> _The problem_
List each line of the data that holds the word "this".

> _Dataset content_
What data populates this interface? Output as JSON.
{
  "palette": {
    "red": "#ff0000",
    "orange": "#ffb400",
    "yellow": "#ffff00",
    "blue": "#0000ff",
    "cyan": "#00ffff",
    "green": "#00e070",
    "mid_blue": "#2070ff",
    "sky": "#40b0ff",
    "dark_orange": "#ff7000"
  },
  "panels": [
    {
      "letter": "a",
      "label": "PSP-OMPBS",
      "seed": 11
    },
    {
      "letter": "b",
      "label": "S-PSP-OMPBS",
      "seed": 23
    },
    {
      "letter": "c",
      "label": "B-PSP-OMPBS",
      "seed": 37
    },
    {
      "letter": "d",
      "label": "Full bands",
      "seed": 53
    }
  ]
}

--

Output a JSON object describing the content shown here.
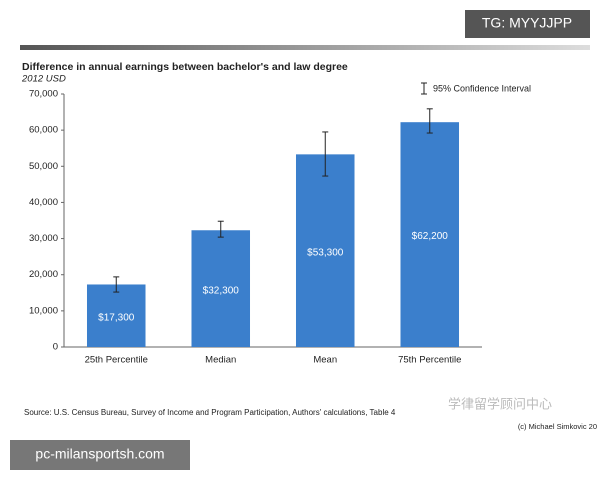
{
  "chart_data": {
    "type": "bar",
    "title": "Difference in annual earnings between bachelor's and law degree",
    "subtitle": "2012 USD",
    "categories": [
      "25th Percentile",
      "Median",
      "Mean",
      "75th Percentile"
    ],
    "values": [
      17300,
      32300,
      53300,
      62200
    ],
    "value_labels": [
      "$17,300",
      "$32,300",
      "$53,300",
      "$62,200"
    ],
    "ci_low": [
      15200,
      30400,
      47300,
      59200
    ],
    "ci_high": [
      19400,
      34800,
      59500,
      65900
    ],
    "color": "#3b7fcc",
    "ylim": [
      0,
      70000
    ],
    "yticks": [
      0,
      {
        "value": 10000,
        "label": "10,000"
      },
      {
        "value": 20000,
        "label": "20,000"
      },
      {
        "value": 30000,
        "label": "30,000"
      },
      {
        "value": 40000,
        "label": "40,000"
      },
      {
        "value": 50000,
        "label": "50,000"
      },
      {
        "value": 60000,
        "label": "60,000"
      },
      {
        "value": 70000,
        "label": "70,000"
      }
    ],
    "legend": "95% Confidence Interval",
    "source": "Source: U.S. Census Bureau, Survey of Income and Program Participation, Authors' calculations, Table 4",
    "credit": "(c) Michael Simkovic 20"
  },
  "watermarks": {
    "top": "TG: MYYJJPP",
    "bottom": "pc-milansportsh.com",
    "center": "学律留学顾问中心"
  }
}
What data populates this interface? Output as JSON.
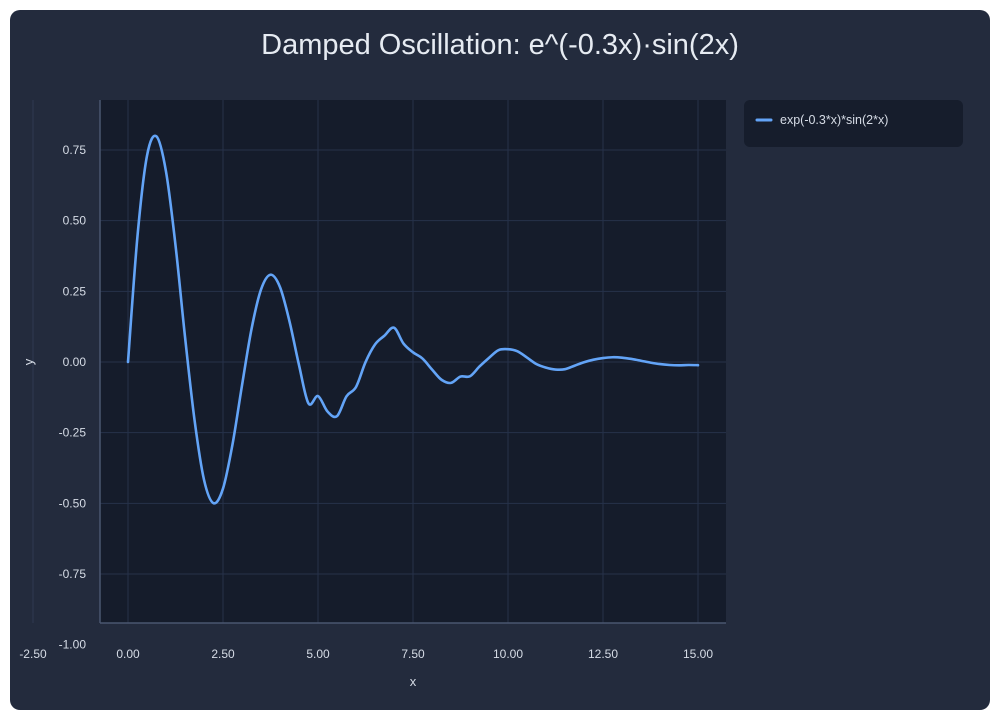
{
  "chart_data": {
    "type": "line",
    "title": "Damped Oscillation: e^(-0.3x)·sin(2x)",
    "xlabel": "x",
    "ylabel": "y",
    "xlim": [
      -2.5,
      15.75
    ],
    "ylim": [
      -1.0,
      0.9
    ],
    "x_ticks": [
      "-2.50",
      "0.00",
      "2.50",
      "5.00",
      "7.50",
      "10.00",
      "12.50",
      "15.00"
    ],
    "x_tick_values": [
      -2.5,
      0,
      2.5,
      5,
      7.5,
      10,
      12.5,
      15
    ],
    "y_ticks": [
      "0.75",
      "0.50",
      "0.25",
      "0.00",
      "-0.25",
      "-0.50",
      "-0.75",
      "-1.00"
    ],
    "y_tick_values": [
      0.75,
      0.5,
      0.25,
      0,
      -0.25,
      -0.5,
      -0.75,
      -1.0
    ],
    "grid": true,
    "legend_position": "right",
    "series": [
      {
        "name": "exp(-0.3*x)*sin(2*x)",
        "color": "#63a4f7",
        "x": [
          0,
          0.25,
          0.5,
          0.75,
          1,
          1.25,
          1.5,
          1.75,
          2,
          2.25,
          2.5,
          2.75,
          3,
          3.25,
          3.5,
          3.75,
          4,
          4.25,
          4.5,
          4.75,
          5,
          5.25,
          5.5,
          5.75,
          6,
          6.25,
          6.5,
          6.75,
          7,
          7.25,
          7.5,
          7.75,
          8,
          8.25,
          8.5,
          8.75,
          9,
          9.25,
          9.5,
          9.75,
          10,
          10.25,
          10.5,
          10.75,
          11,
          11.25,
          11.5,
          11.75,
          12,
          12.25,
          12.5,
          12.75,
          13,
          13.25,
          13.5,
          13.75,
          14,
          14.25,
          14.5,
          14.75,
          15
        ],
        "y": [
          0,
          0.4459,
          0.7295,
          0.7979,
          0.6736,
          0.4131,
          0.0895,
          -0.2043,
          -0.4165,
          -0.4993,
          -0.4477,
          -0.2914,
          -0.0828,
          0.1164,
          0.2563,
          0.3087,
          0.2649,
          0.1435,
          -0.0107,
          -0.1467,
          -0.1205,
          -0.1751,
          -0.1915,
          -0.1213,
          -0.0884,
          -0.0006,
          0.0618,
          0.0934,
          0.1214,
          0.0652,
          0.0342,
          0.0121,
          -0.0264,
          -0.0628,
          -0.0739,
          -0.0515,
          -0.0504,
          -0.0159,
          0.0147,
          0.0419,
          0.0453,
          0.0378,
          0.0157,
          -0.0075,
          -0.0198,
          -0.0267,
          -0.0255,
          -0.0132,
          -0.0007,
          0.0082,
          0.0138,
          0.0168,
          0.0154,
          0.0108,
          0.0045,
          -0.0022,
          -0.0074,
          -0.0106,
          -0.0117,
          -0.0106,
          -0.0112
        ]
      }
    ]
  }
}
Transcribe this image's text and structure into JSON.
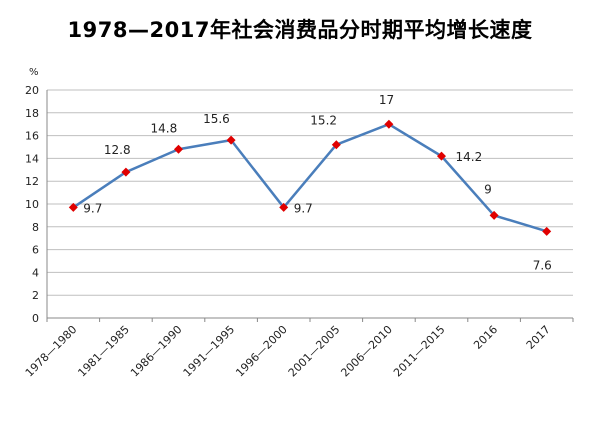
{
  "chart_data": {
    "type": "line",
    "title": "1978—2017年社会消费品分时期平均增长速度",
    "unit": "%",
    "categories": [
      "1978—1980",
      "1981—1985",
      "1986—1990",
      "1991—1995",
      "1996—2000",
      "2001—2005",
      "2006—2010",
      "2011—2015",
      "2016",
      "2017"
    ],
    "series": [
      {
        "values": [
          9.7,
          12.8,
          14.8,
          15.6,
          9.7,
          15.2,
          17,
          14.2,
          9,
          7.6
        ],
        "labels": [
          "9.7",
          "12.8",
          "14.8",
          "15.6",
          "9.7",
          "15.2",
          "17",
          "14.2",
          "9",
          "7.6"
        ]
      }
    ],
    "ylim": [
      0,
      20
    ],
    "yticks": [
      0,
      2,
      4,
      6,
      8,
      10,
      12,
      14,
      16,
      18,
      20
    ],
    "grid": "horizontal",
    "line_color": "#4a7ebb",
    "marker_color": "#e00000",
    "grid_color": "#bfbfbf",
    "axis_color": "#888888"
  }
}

* * *

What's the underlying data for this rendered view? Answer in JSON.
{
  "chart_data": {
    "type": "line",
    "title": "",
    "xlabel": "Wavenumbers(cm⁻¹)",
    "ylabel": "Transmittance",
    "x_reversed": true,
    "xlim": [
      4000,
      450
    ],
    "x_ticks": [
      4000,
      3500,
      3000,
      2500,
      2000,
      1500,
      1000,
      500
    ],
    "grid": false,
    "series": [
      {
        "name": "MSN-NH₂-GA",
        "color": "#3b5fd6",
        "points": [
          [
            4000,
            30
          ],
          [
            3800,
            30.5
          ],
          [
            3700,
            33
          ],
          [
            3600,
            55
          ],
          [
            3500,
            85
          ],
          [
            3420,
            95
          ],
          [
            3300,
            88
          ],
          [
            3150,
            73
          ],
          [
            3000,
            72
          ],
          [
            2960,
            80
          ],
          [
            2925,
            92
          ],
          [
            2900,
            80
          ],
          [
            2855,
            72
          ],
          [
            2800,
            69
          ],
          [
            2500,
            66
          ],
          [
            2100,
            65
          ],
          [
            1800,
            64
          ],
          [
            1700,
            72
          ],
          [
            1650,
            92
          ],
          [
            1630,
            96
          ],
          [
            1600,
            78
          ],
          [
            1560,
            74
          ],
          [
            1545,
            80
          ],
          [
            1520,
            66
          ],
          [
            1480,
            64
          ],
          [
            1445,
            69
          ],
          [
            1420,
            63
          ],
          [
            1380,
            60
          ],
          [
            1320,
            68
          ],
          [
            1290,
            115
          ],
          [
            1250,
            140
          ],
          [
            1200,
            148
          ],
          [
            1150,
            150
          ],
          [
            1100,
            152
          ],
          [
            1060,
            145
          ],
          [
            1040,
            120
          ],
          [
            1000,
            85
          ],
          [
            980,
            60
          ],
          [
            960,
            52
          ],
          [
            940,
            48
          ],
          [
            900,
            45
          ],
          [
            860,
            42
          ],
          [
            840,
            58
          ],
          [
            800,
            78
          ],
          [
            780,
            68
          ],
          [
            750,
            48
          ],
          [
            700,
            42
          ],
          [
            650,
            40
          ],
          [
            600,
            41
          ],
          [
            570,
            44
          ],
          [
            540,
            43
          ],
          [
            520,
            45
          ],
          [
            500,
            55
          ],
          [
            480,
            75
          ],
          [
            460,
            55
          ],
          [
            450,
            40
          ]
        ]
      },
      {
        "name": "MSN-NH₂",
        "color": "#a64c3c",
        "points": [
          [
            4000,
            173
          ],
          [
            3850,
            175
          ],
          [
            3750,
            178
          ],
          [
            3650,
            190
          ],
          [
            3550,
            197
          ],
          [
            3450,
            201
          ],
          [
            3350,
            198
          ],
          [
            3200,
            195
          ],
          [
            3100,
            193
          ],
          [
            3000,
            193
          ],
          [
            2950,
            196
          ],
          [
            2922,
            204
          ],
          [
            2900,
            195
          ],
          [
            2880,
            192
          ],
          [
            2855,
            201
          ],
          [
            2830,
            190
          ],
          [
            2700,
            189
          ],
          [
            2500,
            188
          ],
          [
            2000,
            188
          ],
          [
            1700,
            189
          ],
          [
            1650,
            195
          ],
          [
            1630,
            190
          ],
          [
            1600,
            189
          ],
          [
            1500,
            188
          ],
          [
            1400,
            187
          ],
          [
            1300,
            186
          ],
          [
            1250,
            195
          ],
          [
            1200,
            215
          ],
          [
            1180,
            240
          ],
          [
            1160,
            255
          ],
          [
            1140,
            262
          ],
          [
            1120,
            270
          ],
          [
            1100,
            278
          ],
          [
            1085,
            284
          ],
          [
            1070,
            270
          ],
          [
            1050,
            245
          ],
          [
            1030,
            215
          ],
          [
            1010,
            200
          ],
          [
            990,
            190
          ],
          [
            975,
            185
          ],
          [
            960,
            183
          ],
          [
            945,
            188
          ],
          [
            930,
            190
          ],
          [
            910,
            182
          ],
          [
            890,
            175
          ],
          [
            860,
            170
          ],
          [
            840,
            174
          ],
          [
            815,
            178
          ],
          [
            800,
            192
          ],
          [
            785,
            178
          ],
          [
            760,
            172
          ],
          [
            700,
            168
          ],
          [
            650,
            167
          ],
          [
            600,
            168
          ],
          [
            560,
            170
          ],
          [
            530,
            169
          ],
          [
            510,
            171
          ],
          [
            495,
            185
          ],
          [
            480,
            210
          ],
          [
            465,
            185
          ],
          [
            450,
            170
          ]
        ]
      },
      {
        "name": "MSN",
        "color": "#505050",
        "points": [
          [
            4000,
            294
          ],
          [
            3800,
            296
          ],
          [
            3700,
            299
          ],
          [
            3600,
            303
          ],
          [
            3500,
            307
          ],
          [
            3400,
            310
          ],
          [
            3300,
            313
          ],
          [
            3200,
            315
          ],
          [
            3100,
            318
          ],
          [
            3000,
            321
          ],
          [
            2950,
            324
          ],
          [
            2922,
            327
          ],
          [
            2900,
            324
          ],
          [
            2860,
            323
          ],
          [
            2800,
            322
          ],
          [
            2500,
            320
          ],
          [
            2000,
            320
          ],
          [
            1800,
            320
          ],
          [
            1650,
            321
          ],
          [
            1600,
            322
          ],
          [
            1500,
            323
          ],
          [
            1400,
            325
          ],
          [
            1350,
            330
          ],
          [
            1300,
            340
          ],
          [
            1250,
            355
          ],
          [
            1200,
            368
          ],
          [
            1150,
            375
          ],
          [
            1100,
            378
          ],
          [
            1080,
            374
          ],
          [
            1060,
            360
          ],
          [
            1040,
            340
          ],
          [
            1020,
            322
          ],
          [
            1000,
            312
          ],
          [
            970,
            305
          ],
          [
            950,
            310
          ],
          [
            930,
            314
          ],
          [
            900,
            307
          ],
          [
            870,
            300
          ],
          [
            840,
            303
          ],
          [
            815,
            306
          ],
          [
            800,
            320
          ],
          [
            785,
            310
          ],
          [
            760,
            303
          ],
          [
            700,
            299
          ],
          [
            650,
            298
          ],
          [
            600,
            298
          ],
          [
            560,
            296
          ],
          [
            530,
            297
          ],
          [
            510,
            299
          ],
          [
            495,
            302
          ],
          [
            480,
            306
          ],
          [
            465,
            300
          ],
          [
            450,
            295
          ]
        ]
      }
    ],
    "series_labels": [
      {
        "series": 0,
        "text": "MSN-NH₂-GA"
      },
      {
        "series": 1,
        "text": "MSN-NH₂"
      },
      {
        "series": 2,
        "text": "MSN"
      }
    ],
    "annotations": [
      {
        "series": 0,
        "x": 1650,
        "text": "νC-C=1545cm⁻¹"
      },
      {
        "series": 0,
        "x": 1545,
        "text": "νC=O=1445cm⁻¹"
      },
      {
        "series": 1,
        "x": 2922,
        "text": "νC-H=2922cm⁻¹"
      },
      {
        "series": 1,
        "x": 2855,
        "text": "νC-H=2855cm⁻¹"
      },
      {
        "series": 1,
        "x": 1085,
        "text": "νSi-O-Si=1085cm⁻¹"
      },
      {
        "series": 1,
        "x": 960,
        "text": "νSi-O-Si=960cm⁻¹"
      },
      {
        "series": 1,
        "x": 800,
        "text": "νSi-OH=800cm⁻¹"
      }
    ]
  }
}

> _Response_
What data populates this interface? Output as JSON.
What data populates this interface? Output as JSON.
Transcribe this image's text and structure into JSON.
What's the underlying data for this rendered view? Answer in JSON.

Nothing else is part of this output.